Quote the data below in full, please, without altering anything.

BEGIN EXCERPTED RECORDS

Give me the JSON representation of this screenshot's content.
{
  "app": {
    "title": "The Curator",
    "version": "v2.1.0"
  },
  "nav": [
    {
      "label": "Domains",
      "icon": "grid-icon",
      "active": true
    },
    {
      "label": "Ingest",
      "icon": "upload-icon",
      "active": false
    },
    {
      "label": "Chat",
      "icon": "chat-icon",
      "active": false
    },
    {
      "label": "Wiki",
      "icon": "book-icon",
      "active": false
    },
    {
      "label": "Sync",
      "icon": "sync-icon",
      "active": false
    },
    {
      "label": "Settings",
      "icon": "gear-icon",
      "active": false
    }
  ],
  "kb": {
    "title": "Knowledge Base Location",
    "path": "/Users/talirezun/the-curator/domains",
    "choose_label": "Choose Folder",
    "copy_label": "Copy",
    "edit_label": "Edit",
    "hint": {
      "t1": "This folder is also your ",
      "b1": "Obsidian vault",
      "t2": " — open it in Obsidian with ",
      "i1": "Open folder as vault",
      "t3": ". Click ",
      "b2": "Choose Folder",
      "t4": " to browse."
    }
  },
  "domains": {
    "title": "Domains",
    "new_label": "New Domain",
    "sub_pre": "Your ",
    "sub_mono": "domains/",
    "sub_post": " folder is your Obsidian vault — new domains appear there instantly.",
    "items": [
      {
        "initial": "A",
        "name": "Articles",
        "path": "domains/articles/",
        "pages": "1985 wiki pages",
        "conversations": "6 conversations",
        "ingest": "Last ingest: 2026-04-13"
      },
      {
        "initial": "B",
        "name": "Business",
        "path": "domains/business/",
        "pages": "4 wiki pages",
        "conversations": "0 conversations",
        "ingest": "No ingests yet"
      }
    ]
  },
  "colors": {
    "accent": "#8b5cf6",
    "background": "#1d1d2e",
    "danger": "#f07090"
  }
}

END EXCERPTED RECORDS

▶ [COMPLETE OUTPUT]
Give me the JSON representation of this screenshot's content.
{
  "app": {
    "title": "The Curator",
    "version": "v2.1.0"
  },
  "nav": [
    {
      "label": "Domains",
      "icon": "grid-icon",
      "active": true
    },
    {
      "label": "Ingest",
      "icon": "upload-icon",
      "active": false
    },
    {
      "label": "Chat",
      "icon": "chat-icon",
      "active": false
    },
    {
      "label": "Wiki",
      "icon": "book-icon",
      "active": false
    },
    {
      "label": "Sync",
      "icon": "sync-icon",
      "active": false
    },
    {
      "label": "Settings",
      "icon": "gear-icon",
      "active": false
    }
  ],
  "kb": {
    "title": "Knowledge Base Location",
    "path": "/Users/talirezun/the-curator/domains",
    "choose_label": "Choose Folder",
    "copy_label": "Copy",
    "edit_label": "Edit",
    "hint": {
      "t1": "This folder is also your ",
      "b1": "Obsidian vault",
      "t2": " — open it in Obsidian with ",
      "i1": "Open folder as vault",
      "t3": ". Click ",
      "b2": "Choose Folder",
      "t4": " to browse."
    }
  },
  "domains": {
    "title": "Domains",
    "new_label": "New Domain",
    "sub_pre": "Your ",
    "sub_mono": "domains/",
    "sub_post": " folder is your Obsidian vault — new domains appear there instantly.",
    "items": [
      {
        "initial": "A",
        "name": "Articles",
        "path": "domains/articles/",
        "pages": "1985 wiki pages",
        "conversations": "6 conversations",
        "ingest": "Last ingest: 2026-04-13"
      },
      {
        "initial": "B",
        "name": "Business",
        "path": "domains/business/",
        "pages": "4 wiki pages",
        "conversations": "0 conversations",
        "ingest": "No ingests yet"
      }
    ]
  },
  "colors": {
    "accent": "#8b5cf6",
    "background": "#1d1d2e",
    "danger": "#f07090"
  }
}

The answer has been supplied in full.